- **PROBLEM STATEMENT**:
Copy out each line that has "浮躁尘埃" in it.

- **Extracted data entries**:
★ ★ ★ ★ ★ ★ ★
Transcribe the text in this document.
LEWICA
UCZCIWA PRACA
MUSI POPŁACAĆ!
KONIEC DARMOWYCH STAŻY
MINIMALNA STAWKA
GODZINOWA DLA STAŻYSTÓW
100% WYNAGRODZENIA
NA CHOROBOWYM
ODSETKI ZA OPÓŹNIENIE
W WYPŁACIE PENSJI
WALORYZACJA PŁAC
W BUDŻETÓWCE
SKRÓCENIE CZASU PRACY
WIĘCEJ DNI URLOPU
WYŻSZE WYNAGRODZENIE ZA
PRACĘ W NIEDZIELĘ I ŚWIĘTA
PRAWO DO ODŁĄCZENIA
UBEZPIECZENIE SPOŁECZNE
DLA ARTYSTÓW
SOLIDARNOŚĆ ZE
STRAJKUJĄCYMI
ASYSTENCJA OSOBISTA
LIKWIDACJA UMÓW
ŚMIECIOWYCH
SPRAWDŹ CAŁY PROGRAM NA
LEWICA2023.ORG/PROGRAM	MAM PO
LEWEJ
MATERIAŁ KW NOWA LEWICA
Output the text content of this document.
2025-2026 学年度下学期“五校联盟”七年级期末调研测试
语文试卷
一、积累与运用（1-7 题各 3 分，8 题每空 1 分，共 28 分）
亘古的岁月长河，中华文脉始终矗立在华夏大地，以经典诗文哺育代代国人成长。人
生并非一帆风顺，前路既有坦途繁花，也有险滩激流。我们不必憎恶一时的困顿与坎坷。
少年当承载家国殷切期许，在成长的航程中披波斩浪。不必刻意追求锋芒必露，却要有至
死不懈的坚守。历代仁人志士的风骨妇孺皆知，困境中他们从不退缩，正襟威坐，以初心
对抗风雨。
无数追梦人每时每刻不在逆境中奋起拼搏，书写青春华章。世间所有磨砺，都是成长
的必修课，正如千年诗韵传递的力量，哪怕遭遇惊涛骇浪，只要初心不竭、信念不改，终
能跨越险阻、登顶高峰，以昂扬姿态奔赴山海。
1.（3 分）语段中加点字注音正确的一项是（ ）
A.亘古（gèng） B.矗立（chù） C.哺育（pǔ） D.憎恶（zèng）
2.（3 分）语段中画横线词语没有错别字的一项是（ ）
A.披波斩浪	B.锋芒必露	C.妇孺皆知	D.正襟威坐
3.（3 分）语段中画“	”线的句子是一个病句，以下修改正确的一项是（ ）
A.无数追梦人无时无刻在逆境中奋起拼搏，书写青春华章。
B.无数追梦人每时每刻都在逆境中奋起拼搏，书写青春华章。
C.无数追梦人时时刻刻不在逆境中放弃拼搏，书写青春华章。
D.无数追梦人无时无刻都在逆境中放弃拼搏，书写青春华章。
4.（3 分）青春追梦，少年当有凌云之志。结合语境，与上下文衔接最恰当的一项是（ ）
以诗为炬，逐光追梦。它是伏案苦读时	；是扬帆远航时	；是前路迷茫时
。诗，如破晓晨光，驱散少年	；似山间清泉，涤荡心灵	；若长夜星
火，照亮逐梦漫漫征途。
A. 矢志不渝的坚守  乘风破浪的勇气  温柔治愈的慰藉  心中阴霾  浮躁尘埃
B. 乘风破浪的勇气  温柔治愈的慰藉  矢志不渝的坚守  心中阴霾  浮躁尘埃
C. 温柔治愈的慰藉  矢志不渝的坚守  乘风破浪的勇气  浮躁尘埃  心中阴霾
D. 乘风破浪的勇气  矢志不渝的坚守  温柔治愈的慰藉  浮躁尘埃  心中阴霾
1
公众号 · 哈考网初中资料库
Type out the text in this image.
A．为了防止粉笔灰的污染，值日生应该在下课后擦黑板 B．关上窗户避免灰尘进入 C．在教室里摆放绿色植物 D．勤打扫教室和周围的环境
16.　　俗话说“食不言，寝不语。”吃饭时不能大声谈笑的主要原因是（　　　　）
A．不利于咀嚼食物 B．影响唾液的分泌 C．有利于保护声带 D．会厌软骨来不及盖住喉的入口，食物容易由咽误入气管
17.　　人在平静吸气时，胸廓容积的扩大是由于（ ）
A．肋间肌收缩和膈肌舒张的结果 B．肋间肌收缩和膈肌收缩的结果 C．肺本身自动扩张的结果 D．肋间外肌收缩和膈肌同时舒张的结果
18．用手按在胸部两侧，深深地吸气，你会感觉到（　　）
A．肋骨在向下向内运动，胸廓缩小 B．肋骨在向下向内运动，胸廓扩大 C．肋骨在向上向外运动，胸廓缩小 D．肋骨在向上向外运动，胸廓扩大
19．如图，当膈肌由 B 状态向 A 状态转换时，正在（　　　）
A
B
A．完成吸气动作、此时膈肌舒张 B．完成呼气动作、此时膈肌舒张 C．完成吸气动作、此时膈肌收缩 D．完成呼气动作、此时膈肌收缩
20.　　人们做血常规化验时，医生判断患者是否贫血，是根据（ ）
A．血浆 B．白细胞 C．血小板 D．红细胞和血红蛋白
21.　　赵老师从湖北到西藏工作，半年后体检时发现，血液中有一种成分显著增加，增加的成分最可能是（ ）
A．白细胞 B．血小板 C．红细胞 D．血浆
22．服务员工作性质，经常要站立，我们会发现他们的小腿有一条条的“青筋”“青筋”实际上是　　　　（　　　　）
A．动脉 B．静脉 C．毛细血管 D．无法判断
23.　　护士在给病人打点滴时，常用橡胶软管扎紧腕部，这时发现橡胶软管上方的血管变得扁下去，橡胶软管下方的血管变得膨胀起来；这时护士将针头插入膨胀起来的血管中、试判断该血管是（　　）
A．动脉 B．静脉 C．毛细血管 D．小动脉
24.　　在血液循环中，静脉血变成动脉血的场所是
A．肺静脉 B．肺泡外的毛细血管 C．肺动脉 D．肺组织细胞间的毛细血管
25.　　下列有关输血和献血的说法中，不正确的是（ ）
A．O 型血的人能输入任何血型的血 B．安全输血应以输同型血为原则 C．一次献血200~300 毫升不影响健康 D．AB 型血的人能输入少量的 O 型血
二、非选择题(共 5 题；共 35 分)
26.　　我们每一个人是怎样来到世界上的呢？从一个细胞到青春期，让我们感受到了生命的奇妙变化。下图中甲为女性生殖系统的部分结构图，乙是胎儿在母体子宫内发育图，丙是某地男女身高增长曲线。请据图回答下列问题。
★ ★ ★ ★ ★ ★ ★
- **RIGHT ANSWER**:
A. 矢志不渝的坚守  乘风破浪的勇气  温柔治愈的慰藉  心中阴霾  浮躁尘埃
B. 乘风破浪的勇气  温柔治愈的慰藉  矢志不渝的坚守  心中阴霾  浮躁尘埃
C. 温柔治愈的慰藉  矢志不渝的坚守  乘风破浪的勇气  浮躁尘埃  心中阴霾
D. 乘风破浪的勇气  矢志不渝的坚守  温柔治愈的慰藉  浮躁尘埃  心中阴霾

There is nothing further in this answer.